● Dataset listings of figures
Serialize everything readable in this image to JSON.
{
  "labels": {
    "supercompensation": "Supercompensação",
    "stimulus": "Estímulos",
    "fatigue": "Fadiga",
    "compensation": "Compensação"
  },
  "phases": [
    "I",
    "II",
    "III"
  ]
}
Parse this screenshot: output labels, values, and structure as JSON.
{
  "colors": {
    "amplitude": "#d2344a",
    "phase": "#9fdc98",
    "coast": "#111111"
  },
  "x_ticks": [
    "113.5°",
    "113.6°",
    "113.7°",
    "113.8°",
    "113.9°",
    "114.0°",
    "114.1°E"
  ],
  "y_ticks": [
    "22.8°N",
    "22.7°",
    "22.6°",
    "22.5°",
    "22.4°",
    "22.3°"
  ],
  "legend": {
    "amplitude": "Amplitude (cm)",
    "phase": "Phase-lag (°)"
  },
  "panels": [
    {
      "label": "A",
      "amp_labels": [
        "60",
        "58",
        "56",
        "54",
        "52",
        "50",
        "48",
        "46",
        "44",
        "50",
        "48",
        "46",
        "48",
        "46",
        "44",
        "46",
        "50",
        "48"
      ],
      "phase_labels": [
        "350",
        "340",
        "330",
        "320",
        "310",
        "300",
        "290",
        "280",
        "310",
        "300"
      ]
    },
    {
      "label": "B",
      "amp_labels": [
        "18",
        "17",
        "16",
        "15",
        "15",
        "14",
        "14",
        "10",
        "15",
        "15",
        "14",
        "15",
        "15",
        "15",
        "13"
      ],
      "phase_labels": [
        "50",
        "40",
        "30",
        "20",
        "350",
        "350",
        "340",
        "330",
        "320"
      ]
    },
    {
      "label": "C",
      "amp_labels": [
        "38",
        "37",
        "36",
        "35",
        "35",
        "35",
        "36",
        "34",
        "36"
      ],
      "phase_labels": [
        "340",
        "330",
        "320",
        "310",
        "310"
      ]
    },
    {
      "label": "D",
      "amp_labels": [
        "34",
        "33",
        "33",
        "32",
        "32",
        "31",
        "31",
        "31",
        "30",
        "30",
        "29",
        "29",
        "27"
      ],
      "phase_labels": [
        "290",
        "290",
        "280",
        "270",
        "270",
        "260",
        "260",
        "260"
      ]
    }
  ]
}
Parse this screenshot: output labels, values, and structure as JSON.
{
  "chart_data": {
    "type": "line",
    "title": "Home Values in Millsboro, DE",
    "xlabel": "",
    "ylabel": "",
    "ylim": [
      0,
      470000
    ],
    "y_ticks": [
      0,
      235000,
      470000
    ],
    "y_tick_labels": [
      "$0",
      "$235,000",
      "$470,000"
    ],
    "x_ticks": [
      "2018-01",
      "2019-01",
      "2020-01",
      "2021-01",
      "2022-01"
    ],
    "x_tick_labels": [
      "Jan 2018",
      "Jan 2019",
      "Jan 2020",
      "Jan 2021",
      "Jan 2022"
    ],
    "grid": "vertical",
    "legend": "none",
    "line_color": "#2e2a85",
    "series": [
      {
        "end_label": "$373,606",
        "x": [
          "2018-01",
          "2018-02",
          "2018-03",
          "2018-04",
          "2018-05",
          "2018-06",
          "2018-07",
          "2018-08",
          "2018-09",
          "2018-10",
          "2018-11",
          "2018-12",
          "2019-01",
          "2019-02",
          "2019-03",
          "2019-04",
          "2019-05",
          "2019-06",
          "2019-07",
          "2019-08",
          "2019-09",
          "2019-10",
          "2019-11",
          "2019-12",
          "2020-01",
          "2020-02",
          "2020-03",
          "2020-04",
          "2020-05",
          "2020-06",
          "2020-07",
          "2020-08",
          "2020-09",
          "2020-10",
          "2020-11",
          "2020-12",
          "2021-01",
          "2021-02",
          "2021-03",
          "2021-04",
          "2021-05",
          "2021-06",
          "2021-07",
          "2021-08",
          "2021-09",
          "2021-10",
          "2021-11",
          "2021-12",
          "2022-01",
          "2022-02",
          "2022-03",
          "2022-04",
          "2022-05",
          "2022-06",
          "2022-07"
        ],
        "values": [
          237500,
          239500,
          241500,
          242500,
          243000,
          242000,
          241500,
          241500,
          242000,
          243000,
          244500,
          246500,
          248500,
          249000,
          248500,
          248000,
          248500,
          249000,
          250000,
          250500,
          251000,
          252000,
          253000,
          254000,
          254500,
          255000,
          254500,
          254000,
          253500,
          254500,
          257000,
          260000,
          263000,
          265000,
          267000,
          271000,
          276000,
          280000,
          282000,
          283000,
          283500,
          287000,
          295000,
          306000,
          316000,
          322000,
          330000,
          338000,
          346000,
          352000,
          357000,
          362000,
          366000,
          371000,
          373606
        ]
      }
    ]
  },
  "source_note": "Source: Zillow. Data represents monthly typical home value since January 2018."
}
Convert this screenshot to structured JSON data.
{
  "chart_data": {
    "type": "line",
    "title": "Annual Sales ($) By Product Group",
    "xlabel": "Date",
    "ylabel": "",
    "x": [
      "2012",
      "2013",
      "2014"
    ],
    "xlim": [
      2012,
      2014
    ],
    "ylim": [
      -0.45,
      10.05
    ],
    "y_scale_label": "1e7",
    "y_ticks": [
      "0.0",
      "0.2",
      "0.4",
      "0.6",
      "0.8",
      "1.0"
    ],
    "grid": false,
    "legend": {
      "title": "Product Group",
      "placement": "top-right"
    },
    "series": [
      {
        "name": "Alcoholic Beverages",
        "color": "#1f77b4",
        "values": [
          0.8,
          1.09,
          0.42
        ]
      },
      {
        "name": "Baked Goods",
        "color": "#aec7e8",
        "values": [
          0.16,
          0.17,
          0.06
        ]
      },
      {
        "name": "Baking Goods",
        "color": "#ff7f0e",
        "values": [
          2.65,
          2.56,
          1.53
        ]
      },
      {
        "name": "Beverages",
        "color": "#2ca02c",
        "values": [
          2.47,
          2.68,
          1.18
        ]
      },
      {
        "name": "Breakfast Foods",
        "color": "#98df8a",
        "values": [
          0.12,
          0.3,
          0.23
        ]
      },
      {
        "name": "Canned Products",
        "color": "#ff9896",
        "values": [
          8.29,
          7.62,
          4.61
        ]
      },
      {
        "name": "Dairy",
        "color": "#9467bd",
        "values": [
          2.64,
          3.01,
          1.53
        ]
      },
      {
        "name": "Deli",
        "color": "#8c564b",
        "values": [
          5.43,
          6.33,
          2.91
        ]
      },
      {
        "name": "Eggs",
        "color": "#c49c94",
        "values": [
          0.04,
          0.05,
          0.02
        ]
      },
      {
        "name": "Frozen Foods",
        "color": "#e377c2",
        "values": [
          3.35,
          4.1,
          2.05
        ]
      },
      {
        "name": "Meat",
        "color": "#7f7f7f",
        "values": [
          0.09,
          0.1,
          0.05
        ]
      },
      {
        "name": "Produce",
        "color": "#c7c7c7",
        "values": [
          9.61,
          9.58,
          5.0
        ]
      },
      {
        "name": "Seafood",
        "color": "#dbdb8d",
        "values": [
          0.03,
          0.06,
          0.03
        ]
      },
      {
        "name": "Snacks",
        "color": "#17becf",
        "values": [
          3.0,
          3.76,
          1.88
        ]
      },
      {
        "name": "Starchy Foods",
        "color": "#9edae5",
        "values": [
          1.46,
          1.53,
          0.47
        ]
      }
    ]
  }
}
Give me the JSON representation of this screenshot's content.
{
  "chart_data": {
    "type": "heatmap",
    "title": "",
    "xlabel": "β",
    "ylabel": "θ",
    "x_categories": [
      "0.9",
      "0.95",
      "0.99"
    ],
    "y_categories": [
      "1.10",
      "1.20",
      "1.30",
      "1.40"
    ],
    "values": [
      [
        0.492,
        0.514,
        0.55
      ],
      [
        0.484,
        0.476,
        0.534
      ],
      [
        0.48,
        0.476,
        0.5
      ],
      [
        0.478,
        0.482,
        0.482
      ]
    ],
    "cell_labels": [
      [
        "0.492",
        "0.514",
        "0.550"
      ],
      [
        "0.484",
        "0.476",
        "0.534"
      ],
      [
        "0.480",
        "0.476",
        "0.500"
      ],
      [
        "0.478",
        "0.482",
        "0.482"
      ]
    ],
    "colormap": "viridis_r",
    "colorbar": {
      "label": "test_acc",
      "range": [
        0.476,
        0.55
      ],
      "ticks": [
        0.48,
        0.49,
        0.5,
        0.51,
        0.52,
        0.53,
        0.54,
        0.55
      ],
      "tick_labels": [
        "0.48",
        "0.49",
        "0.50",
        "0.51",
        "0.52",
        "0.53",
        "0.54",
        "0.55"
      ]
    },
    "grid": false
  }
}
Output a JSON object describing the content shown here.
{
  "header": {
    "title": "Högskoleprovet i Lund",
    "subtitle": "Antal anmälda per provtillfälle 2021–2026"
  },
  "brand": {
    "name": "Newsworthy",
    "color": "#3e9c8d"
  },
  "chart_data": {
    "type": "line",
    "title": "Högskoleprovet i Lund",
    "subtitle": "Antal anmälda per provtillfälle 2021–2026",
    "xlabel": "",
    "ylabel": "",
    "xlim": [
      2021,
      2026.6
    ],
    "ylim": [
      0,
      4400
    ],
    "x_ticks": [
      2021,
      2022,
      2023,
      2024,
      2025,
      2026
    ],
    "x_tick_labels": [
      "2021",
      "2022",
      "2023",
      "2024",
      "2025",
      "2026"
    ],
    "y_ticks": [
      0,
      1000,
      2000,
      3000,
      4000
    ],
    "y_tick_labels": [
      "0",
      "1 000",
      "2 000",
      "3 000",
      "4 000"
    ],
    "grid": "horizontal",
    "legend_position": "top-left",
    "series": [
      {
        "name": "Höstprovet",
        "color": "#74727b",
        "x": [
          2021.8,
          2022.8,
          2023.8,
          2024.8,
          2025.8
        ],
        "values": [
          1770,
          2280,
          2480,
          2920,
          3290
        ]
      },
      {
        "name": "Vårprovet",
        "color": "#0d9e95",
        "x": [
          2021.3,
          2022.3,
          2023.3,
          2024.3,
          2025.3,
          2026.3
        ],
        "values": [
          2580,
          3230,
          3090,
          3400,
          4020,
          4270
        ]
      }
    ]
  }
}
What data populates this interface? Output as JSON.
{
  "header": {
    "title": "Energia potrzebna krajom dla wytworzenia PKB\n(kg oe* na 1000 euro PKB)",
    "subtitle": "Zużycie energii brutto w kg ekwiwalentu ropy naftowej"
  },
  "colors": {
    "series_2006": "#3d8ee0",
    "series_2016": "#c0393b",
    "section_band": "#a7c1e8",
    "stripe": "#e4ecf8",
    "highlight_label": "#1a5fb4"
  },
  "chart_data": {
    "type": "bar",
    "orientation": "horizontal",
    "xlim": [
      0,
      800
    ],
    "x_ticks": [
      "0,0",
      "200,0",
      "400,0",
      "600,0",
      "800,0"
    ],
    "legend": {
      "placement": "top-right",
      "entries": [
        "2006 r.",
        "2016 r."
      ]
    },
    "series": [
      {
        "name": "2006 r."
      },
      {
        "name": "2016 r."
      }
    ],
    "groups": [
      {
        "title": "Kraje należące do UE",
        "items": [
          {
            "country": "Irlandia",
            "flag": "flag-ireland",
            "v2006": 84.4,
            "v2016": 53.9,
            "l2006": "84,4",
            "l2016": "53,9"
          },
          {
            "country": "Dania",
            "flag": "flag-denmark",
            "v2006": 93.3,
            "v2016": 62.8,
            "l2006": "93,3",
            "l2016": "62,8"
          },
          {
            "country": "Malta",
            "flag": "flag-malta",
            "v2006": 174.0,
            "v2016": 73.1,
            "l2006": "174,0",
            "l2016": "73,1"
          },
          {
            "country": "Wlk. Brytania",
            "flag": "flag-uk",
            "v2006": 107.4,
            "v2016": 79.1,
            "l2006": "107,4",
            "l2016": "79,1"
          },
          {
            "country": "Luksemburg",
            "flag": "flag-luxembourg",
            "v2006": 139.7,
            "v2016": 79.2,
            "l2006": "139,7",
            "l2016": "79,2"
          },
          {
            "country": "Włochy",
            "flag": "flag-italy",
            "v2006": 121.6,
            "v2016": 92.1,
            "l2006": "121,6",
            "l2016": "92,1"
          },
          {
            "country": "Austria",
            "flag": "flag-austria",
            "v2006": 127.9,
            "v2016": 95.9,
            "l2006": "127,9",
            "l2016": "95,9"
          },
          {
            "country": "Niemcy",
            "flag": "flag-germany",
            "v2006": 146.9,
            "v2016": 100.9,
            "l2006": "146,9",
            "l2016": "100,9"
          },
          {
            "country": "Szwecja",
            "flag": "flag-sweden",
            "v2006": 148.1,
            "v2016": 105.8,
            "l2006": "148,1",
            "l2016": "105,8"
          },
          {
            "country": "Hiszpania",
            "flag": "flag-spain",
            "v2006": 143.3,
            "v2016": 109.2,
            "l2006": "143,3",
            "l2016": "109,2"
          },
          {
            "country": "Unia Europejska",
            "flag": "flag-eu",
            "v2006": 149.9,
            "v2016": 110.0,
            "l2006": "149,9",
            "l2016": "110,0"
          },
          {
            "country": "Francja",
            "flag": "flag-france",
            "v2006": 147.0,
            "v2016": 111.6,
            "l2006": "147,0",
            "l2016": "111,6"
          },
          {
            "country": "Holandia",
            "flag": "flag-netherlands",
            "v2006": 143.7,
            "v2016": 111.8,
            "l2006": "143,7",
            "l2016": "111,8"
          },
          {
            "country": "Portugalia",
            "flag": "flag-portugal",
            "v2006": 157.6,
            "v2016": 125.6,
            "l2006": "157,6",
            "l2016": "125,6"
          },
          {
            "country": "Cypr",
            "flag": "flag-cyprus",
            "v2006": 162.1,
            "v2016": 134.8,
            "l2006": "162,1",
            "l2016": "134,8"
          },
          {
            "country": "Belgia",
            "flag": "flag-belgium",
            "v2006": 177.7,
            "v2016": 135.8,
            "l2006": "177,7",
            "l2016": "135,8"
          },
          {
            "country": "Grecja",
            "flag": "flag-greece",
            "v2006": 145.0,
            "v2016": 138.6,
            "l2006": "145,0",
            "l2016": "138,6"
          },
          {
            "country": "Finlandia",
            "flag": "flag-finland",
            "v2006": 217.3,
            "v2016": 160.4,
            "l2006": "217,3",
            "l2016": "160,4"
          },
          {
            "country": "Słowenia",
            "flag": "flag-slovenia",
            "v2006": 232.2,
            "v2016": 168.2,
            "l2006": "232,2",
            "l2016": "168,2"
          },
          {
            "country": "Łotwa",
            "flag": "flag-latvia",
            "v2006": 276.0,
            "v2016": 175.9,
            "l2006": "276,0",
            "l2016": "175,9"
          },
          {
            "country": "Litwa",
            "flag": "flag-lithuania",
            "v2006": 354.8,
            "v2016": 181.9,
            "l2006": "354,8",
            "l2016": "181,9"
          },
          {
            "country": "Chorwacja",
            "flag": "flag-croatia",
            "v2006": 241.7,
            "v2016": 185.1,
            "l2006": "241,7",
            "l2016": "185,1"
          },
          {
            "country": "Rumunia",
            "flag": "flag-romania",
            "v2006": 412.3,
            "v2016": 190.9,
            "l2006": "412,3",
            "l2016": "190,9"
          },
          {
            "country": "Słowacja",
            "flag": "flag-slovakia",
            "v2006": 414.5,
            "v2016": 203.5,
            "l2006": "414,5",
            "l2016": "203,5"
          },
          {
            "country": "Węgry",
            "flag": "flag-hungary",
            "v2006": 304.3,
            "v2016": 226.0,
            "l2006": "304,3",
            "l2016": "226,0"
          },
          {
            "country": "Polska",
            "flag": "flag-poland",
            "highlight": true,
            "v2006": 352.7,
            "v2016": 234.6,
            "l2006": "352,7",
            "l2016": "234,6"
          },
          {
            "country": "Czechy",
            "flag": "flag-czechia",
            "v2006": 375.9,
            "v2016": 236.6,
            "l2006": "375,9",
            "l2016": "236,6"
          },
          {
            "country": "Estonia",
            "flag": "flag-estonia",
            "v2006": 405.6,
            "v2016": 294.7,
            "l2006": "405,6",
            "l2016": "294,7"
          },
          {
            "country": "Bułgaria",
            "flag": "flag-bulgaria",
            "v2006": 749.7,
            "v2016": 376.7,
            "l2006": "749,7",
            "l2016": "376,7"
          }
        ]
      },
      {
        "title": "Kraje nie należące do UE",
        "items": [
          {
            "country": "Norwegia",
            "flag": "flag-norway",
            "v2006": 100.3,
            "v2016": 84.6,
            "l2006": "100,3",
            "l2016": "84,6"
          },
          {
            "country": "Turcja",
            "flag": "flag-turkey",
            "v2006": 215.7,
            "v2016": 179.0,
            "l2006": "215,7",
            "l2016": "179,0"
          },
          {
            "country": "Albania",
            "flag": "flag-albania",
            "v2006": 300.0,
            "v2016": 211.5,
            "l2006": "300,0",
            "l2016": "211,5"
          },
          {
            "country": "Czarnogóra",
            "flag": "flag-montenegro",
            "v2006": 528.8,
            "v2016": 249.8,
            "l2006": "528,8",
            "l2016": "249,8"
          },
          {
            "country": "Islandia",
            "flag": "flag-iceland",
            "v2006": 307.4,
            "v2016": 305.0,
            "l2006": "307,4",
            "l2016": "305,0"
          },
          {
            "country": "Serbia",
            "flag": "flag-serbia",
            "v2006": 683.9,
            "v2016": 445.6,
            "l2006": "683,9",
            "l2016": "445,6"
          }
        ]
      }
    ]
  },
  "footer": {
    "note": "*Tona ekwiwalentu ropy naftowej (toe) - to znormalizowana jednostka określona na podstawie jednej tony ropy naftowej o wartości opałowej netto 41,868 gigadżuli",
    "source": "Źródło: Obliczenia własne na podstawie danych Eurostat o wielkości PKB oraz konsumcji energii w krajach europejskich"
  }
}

● WHAT TO PRODUCE
Within the entries above, report how many lines include "należące", and keep the answer to the number.

● TASK ANSWER
2